[Start of Selected text]

Re: [PATCH] OpenMP, libgomp: Add new runtime routines omp_target_memcpy_async and omp_target_memcpy_rect_async

2022-05-05 Thread Jakub Jelinek via Fortran
On Mon, Feb 21, 2022 at 12:19:20PM +0100, Marcel Vollweiler wrote:
> gcc/ChangeLog:
> 
>   * omp-low.cc (omp_runtime_api_call): Added target_memcpy_async and
>   target_memcpy_rect_async to omp_runtime_apis array.
> 
> libgomp/ChangeLog:
> 
>   * libgomp.map: Added omp_target_memcpy_async and
>   omp_target_memcpy_rect_async.
>   * libgomp.texi: Both functions are now supported.
>   * omp.h.in: Added omp_target_memcpy_async and
>   omp_target_memcpy_rect_async.
>   * omp_lib.f90.in: Added interfaces for both new functions.
>   * omp_lib.h.in: Likewise.
>   * target.c (omp_target_memcpy): Restructured into check and copy part.
>   (omp_target_memcpy_check): New helper function for omp_target_memcpy and
>   omp_target_memcpy_async that checks requirements.
>   (omp_target_memcpy_copy): New helper function for omp_target_memcpy and
>   omp_target_memcpy_async that performs the memcpy.
>   (omp_target_memcpy_async_helper): New helper function that is used in
>   omp_target_memcpy_async for the asynchronous task.
>   (omp_target_memcpy_async): Added.
>   (omp_target_memcpy_rect): Restructured into check and copy part.

[End of Selected text]
[Start of Data shown]

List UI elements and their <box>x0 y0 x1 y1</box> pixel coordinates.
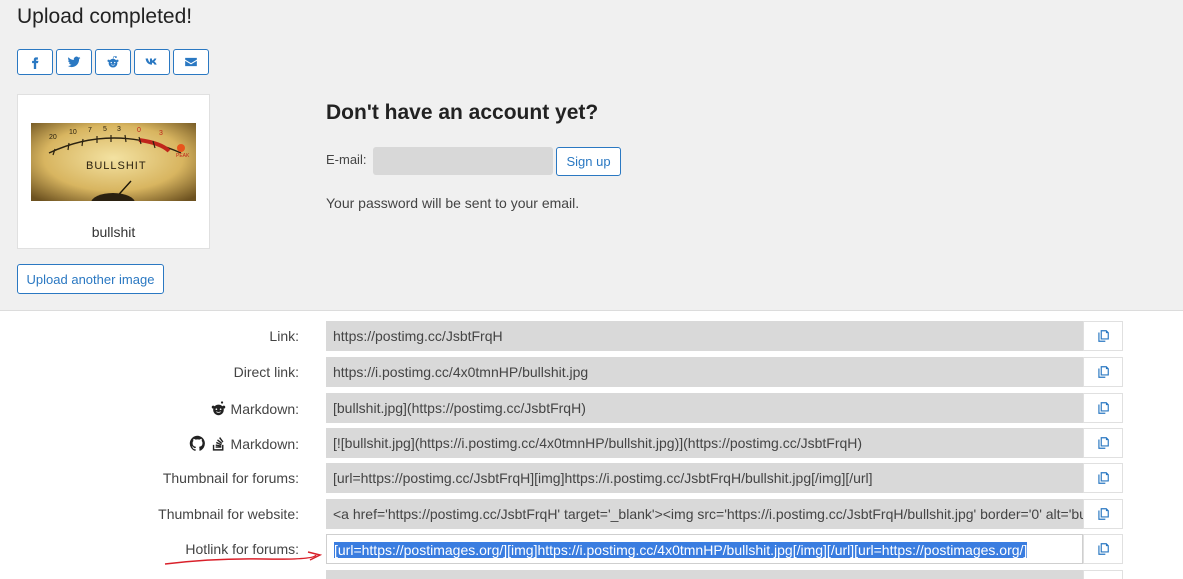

[End of Data shown]

### Stated exercise 1:
In the patch email, what does the new helper function omp_target_memcpy_check do?
### Stated exercise 2:
Quote the patch email from "Re: [PATCH] OpenMP, libgomp: Add" up to and including "to omp_runtime_apis array.".

### Written response 1:
It checks requirements for omp_target_memcpy and omp_target_memcpy_async.

### Written response 2:
Re: [PATCH] OpenMP, libgomp: Add new runtime routines omp_target_memcpy_async and omp_target_memcpy_rect_async

2022-05-05 Thread Jakub Jelinek via Fortran
On Mon, Feb 21, 2022 at 12:19:20PM +0100, Marcel Vollweiler wrote:
> gcc/ChangeLog:
> 
>   * omp-low.cc (omp_runtime_api_call): Added target_memcpy_async and
>   target_memcpy_rect_async to omp_runtime_apis array.